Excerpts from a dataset

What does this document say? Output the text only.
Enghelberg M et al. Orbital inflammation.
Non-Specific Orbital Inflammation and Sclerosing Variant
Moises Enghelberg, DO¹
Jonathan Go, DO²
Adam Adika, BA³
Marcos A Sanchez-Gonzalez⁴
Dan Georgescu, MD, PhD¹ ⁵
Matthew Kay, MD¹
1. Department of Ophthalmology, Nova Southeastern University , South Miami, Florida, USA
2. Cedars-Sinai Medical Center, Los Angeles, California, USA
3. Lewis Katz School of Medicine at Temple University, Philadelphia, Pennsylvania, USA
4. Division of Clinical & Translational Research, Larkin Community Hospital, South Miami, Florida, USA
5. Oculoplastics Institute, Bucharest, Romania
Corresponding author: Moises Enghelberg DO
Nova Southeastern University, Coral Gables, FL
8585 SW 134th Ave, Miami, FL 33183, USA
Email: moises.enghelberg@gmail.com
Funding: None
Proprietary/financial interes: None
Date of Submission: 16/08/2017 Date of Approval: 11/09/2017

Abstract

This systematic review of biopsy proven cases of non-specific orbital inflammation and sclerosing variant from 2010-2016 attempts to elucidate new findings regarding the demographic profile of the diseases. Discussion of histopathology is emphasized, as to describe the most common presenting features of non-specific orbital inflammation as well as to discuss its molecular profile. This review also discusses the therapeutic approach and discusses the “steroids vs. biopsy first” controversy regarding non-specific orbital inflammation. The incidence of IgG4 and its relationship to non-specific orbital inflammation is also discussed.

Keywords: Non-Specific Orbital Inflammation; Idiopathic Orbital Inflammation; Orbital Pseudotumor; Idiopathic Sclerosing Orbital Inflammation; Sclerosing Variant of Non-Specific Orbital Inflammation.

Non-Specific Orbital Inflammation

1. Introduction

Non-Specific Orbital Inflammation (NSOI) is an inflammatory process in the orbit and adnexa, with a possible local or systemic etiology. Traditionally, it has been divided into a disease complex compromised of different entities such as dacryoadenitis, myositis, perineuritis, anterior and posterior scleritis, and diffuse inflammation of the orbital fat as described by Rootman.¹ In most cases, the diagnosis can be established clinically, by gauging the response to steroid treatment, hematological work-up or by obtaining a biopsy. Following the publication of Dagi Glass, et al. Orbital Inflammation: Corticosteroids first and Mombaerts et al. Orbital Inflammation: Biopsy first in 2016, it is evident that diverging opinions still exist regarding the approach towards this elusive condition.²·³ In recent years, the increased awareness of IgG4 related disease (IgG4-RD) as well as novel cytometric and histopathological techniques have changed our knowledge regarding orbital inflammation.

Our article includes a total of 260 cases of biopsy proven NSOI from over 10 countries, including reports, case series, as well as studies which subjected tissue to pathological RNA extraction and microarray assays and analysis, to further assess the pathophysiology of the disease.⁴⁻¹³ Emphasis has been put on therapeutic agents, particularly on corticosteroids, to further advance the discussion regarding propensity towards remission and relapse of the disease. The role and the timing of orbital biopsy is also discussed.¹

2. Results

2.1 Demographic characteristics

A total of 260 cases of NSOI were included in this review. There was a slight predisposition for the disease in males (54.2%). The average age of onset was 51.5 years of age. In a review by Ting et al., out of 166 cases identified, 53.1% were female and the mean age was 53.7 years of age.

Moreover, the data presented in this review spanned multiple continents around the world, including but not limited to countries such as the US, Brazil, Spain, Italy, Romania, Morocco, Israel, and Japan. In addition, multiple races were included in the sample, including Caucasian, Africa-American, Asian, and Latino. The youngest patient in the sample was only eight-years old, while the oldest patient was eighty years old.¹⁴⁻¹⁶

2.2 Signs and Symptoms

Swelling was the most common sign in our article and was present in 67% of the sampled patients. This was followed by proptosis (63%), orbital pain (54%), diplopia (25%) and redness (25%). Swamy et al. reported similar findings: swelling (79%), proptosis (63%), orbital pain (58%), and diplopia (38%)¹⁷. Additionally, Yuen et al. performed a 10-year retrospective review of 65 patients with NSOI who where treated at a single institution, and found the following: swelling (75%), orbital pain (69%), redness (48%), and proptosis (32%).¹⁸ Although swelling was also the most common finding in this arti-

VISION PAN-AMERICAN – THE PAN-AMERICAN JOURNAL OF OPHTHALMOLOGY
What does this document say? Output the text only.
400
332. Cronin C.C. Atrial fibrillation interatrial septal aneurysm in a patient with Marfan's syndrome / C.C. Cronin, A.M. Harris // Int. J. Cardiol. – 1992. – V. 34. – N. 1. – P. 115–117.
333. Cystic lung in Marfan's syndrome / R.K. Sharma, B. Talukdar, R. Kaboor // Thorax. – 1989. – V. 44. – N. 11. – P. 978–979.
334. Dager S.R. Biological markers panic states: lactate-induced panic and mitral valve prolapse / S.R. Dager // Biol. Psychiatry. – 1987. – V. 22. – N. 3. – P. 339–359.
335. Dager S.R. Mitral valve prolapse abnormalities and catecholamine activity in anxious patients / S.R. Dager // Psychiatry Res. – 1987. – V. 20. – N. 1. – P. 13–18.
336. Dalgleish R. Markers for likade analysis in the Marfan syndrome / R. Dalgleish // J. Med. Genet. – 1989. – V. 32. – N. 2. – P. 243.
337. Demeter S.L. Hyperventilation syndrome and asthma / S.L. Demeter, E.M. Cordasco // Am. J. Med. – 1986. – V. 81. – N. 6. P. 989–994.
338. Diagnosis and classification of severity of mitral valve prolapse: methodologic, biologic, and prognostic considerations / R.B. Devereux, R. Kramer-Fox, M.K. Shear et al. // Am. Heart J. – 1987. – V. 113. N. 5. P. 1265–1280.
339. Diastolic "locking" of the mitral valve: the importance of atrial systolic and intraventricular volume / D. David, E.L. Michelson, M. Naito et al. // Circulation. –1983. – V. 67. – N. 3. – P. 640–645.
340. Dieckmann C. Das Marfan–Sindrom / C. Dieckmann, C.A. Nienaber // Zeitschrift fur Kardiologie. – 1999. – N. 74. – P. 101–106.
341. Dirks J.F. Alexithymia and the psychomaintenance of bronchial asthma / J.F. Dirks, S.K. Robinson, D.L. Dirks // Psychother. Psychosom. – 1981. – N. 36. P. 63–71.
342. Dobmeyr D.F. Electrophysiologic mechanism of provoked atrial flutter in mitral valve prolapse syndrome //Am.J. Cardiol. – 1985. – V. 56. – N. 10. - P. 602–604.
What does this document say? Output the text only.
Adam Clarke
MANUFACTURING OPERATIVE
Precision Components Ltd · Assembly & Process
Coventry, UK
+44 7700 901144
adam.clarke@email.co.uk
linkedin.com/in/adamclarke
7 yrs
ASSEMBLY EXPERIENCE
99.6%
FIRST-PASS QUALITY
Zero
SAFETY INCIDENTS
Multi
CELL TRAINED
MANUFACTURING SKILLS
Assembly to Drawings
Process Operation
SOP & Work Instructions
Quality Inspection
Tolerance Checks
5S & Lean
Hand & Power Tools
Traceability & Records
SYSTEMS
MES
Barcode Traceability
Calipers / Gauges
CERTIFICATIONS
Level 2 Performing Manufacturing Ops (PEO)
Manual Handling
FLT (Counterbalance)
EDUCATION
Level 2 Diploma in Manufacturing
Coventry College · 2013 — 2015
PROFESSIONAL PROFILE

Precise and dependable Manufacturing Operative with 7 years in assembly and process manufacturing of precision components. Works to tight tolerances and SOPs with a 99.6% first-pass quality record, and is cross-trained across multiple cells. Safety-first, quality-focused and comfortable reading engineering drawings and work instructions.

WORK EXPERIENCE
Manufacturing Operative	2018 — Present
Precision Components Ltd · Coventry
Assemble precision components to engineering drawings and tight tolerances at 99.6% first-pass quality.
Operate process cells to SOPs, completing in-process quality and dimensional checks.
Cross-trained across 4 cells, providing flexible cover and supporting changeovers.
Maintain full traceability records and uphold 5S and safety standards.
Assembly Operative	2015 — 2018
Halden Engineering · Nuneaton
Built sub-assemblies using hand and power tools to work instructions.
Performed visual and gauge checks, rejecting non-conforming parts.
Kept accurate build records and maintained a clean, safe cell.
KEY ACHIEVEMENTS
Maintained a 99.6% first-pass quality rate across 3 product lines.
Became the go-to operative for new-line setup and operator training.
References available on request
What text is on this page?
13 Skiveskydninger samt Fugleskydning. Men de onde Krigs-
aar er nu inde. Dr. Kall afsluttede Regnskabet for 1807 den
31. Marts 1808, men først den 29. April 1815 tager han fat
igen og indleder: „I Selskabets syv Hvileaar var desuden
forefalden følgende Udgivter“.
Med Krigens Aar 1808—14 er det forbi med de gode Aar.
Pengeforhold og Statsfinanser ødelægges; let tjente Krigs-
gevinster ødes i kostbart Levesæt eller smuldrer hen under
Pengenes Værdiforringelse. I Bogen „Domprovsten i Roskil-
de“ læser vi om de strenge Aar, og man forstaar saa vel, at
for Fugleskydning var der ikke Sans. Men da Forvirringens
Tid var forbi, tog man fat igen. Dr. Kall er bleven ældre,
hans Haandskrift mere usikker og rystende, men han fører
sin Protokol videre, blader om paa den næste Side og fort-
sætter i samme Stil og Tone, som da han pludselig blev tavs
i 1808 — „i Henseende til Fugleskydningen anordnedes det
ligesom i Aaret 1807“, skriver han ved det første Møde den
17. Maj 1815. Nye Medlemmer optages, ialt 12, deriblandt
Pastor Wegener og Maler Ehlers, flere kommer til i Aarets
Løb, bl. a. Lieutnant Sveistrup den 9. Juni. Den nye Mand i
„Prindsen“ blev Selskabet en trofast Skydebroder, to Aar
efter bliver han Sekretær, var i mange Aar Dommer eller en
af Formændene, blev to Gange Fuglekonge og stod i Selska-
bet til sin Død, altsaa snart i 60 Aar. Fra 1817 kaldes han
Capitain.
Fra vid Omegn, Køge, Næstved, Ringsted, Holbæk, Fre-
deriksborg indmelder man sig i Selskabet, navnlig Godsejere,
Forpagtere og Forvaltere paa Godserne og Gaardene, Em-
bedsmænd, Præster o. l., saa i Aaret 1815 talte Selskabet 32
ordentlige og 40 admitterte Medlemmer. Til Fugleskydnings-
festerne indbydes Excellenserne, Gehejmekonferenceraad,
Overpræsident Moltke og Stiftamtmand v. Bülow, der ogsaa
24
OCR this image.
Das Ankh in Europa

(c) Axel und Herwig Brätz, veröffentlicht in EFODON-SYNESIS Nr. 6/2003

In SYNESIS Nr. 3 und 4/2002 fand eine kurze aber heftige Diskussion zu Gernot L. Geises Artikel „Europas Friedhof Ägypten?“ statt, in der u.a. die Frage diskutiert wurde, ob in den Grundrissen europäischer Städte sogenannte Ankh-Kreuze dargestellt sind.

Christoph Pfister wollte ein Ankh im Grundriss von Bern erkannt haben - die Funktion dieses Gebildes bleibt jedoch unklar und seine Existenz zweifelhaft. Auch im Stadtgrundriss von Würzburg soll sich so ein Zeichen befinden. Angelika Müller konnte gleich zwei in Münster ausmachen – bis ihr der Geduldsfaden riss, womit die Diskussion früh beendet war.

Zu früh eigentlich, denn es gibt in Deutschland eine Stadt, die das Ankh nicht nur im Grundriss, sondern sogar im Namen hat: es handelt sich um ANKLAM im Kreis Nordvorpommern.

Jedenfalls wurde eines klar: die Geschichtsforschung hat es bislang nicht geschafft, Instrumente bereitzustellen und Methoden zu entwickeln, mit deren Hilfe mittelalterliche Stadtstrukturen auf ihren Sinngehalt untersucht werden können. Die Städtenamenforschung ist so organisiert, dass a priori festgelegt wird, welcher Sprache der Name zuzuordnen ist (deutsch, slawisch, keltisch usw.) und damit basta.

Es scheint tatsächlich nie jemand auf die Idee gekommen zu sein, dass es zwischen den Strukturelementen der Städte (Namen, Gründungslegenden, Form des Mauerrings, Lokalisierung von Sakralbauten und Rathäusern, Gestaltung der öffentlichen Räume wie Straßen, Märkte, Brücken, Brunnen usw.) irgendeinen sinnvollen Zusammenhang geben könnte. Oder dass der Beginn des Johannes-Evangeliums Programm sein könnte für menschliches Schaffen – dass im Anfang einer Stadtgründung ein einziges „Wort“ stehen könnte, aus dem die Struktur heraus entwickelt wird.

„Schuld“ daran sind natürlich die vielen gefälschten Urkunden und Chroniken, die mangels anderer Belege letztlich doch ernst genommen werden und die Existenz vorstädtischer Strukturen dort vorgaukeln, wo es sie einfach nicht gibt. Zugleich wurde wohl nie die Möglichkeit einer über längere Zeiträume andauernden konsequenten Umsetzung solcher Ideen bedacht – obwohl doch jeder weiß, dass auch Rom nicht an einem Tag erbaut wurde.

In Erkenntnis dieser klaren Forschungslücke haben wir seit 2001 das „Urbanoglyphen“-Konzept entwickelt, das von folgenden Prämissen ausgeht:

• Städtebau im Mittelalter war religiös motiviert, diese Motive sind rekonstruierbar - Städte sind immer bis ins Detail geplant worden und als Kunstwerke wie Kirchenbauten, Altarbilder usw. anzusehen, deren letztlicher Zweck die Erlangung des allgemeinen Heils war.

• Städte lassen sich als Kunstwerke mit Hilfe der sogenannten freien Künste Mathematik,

■ **Your goal**: Every line in the data above that contains "cells" needs to be copied.

■ **Written response**:
Precise and dependable Manufacturing Operative with 7 years in assembly and process manufacturing of precision components. Works to tight tolerances and SOPs with a 99.6% first-pass quality record, and is cross-trained across multiple cells. Safety-first, quality-focused and comfortable reading engineering drawings and work instructions.
Operate process cells to SOPs, completing in-process quality and dimensional checks.
Cross-trained across 4 cells, providing flexible cover and supporting changeovers.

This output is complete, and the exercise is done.